> **Exercise materials**:
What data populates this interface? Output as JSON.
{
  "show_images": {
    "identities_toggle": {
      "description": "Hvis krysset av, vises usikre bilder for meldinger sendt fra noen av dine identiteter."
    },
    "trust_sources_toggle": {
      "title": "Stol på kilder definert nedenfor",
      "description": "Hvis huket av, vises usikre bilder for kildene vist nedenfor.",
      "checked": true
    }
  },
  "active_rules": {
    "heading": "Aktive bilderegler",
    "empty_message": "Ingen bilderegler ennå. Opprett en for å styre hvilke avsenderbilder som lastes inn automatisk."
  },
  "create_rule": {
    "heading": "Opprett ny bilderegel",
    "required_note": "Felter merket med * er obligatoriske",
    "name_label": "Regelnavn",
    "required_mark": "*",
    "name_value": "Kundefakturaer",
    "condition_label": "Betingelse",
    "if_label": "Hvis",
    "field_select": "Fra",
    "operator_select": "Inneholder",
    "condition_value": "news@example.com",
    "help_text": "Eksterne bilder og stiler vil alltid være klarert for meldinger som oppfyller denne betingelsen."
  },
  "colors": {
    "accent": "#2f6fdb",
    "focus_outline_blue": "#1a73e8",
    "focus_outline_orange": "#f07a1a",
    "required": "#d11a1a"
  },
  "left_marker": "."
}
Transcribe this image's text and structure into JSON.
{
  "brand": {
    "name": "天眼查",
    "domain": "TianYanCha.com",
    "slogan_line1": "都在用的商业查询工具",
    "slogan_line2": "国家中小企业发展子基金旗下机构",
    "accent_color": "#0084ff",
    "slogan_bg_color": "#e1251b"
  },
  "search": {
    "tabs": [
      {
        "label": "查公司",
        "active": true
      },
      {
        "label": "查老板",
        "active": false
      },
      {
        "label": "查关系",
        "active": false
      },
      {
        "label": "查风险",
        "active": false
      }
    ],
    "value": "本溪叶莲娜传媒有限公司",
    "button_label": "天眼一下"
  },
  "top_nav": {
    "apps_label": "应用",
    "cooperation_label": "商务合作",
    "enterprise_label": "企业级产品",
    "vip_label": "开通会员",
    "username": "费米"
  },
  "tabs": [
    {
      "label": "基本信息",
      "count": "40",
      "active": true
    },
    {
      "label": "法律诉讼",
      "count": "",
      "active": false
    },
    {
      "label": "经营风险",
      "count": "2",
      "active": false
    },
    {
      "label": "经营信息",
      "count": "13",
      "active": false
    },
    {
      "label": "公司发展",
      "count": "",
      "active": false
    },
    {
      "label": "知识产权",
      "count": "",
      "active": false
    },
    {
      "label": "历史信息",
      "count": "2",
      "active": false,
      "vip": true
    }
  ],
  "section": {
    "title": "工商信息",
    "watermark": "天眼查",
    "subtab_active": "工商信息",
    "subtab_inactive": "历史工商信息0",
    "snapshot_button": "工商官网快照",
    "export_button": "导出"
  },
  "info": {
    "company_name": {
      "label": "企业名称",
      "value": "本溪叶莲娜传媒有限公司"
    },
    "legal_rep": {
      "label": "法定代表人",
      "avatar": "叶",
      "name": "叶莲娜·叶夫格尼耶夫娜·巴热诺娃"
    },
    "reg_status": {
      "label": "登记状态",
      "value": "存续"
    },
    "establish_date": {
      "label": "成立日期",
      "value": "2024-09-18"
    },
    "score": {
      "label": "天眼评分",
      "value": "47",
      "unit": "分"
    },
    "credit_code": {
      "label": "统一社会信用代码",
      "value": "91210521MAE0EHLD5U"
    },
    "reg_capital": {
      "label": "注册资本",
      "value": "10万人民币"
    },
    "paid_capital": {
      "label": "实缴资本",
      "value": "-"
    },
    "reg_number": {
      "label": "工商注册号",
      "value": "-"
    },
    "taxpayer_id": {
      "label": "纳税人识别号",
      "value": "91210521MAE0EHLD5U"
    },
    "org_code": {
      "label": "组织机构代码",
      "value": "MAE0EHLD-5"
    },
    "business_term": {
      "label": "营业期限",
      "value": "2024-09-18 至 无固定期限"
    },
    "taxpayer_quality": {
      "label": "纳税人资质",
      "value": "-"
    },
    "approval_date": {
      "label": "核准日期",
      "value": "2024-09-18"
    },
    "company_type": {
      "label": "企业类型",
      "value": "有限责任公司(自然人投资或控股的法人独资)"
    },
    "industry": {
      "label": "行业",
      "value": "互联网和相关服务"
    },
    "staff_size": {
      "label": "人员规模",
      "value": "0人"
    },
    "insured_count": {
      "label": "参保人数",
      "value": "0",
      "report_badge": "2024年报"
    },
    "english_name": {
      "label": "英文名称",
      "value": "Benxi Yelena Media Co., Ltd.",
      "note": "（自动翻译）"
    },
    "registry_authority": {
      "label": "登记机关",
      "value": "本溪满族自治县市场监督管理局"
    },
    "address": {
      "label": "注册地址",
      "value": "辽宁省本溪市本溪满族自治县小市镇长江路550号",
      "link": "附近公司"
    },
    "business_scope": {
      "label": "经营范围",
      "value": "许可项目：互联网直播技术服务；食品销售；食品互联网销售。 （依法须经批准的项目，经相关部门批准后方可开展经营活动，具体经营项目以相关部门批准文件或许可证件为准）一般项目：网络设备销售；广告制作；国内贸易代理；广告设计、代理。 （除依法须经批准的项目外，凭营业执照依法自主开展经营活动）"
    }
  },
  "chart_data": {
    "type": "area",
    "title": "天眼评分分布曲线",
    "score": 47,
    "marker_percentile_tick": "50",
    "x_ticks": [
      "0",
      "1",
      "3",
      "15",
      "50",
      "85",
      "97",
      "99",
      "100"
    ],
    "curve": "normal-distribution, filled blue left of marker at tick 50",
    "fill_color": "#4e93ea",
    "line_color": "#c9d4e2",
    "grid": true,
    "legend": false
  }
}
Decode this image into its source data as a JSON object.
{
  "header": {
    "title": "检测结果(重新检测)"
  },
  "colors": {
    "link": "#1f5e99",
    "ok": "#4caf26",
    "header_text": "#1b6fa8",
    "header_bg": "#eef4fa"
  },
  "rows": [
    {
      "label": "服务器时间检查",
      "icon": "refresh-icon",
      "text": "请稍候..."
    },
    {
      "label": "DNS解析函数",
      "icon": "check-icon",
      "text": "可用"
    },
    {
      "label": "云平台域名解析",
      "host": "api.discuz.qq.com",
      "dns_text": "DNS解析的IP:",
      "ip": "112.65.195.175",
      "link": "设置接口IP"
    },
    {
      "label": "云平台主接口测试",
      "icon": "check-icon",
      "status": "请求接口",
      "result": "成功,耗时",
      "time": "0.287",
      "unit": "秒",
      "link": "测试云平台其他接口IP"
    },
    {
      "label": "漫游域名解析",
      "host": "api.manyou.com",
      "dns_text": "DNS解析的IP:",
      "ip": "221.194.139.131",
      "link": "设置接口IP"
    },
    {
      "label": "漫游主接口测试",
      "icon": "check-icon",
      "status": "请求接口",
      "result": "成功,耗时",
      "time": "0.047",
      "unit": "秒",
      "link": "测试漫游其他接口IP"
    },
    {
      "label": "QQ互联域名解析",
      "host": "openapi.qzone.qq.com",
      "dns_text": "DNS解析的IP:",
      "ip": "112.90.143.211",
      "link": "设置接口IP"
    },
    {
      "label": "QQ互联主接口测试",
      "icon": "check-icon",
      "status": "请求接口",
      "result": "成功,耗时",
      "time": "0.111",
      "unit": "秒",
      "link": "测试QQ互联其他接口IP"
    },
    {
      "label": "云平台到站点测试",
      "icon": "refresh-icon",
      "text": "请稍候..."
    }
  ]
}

> **Goal**:
Retype every entry word for word.

> **The answer**:
What data populates this interface? Output as JSON.
{
  "show_images": {
    "identities_toggle": {
      "description": "Hvis krysset av, vises usikre bilder for meldinger sendt fra noen av dine identiteter."
    },
    "trust_sources_toggle": {
      "title": "Stol på kilder definert nedenfor",
      "description": "Hvis huket av, vises usikre bilder for kildene vist nedenfor.",
      "checked": true
    }
  },
  "active_rules": {
    "heading": "Aktive bilderegler",
    "empty_message": "Ingen bilderegler ennå. Opprett en for å styre hvilke avsenderbilder som lastes inn automatisk."
  },
  "create_rule": {
    "heading": "Opprett ny bilderegel",
    "required_note": "Felter merket med * er obligatoriske",
    "name_label": "Regelnavn",
    "required_mark": "*",
    "name_value": "Kundefakturaer",
    "condition_label": "Betingelse",
    "if_label": "Hvis",
    "field_select": "Fra",
    "operator_select": "Inneholder",
    "condition_value": "news@example.com",
    "help_text": "Eksterne bilder og stiler vil alltid være klarert for meldinger som oppfyller denne betingelsen."
  },
  "colors": {
    "accent": "#2f6fdb",
    "focus_outline_blue": "#1a73e8",
    "focus_outline_orange": "#f07a1a",
    "required": "#d11a1a"
  },
  "left_marker": "."
}
Transcribe this image's text and structure into JSON.
{
  "brand": {
    "name": "天眼查",
    "domain": "TianYanCha.com",
    "slogan_line1": "都在用的商业查询工具",
    "slogan_line2": "国家中小企业发展子基金旗下机构",
    "accent_color": "#0084ff",
    "slogan_bg_color": "#e1251b"
  },
  "search": {
    "tabs": [
      {
        "label": "查公司",
        "active": true
      },
      {
        "label": "查老板",
        "active": false
      },
      {
        "label": "查关系",
        "active": false
      },
      {
        "label": "查风险",
        "active": false
      }
    ],
    "value": "本溪叶莲娜传媒有限公司",
    "button_label": "天眼一下"
  },
  "top_nav": {
    "apps_label": "应用",
    "cooperation_label": "商务合作",
    "enterprise_label": "企业级产品",
    "vip_label": "开通会员",
    "username": "费米"
  },
  "tabs": [
    {
      "label": "基本信息",
      "count": "40",
      "active": true
    },
    {
      "label": "法律诉讼",
      "count": "",
      "active": false
    },
    {
      "label": "经营风险",
      "count": "2",
      "active": false
    },
    {
      "label": "经营信息",
      "count": "13",
      "active": false
    },
    {
      "label": "公司发展",
      "count": "",
      "active": false
    },
    {
      "label": "知识产权",
      "count": "",
      "active": false
    },
    {
      "label": "历史信息",
      "count": "2",
      "active": false,
      "vip": true
    }
  ],
  "section": {
    "title": "工商信息",
    "watermark": "天眼查",
    "subtab_active": "工商信息",
    "subtab_inactive": "历史工商信息0",
    "snapshot_button": "工商官网快照",
    "export_button": "导出"
  },
  "info": {
    "company_name": {
      "label": "企业名称",
      "value": "本溪叶莲娜传媒有限公司"
    },
    "legal_rep": {
      "label": "法定代表人",
      "avatar": "叶",
      "name": "叶莲娜·叶夫格尼耶夫娜·巴热诺娃"
    },
    "reg_status": {
      "label": "登记状态",
      "value": "存续"
    },
    "establish_date": {
      "label": "成立日期",
      "value": "2024-09-18"
    },
    "score": {
      "label": "天眼评分",
      "value": "47",
      "unit": "分"
    },
    "credit_code": {
      "label": "统一社会信用代码",
      "value": "91210521MAE0EHLD5U"
    },
    "reg_capital": {
      "label": "注册资本",
      "value": "10万人民币"
    },
    "paid_capital": {
      "label": "实缴资本",
      "value": "-"
    },
    "reg_number": {
      "label": "工商注册号",
      "value": "-"
    },
    "taxpayer_id": {
      "label": "纳税人识别号",
      "value": "91210521MAE0EHLD5U"
    },
    "org_code": {
      "label": "组织机构代码",
      "value": "MAE0EHLD-5"
    },
    "business_term": {
      "label": "营业期限",
      "value": "2024-09-18 至 无固定期限"
    },
    "taxpayer_quality": {
      "label": "纳税人资质",
      "value": "-"
    },
    "approval_date": {
      "label": "核准日期",
      "value": "2024-09-18"
    },
    "company_type": {
      "label": "企业类型",
      "value": "有限责任公司(自然人投资或控股的法人独资)"
    },
    "industry": {
      "label": "行业",
      "value": "互联网和相关服务"
    },
    "staff_size": {
      "label": "人员规模",
      "value": "0人"
    },
    "insured_count": {
      "label": "参保人数",
      "value": "0",
      "report_badge": "2024年报"
    },
    "english_name": {
      "label": "英文名称",
      "value": "Benxi Yelena Media Co., Ltd.",
      "note": "（自动翻译）"
    },
    "registry_authority": {
      "label": "登记机关",
      "value": "本溪满族自治县市场监督管理局"
    },
    "address": {
      "label": "注册地址",
      "value": "辽宁省本溪市本溪满族自治县小市镇长江路550号",
      "link": "附近公司"
    },
    "business_scope": {
      "label": "经营范围",
      "value": "许可项目：互联网直播技术服务；食品销售；食品互联网销售。 （依法须经批准的项目，经相关部门批准后方可开展经营活动，具体经营项目以相关部门批准文件或许可证件为准）一般项目：网络设备销售；广告制作；国内贸易代理；广告设计、代理。 （除依法须经批准的项目外，凭营业执照依法自主开展经营活动）"
    }
  },
  "chart_data": {
    "type": "area",
    "title": "天眼评分分布曲线",
    "score": 47,
    "marker_percentile_tick": "50",
    "x_ticks": [
      "0",
      "1",
      "3",
      "15",
      "50",
      "85",
      "97",
      "99",
      "100"
    ],
    "curve": "normal-distribution, filled blue left of marker at tick 50",
    "fill_color": "#4e93ea",
    "line_color": "#c9d4e2",
    "grid": true,
    "legend": false
  }
}
Decode this image into its source data as a JSON object.
{
  "header": {
    "title": "检测结果(重新检测)"
  },
  "colors": {
    "link": "#1f5e99",
    "ok": "#4caf26",
    "header_text": "#1b6fa8",
    "header_bg": "#eef4fa"
  },
  "rows": [
    {
      "label": "服务器时间检查",
      "icon": "refresh-icon",
      "text": "请稍候..."
    },
    {
      "label": "DNS解析函数",
      "icon": "check-icon",
      "text": "可用"
    },
    {
      "label": "云平台域名解析",
      "host": "api.discuz.qq.com",
      "dns_text": "DNS解析的IP:",
      "ip": "112.65.195.175",
      "link": "设置接口IP"
    },
    {
      "label": "云平台主接口测试",
      "icon": "check-icon",
      "status": "请求接口",
      "result": "成功,耗时",
      "time": "0.287",
      "unit": "秒",
      "link": "测试云平台其他接口IP"
    },
    {
      "label": "漫游域名解析",
      "host": "api.manyou.com",
      "dns_text": "DNS解析的IP:",
      "ip": "221.194.139.131",
      "link": "设置接口IP"
    },
    {
      "label": "漫游主接口测试",
      "icon": "check-icon",
      "status": "请求接口",
      "result": "成功,耗时",
      "time": "0.047",
      "unit": "秒",
      "link": "测试漫游其他接口IP"
    },
    {
      "label": "QQ互联域名解析",
      "host": "openapi.qzone.qq.com",
      "dns_text": "DNS解析的IP:",
      "ip": "112.90.143.211",
      "link": "设置接口IP"
    },
    {
      "label": "QQ互联主接口测试",
      "icon": "check-icon",
      "status": "请求接口",
      "result": "成功,耗时",
      "time": "0.111",
      "unit": "秒",
      "link": "测试QQ互联其他接口IP"
    },
    {
      "label": "云平台到站点测试",
      "icon": "refresh-icon",
      "text": "请稍候..."
    }
  ]
}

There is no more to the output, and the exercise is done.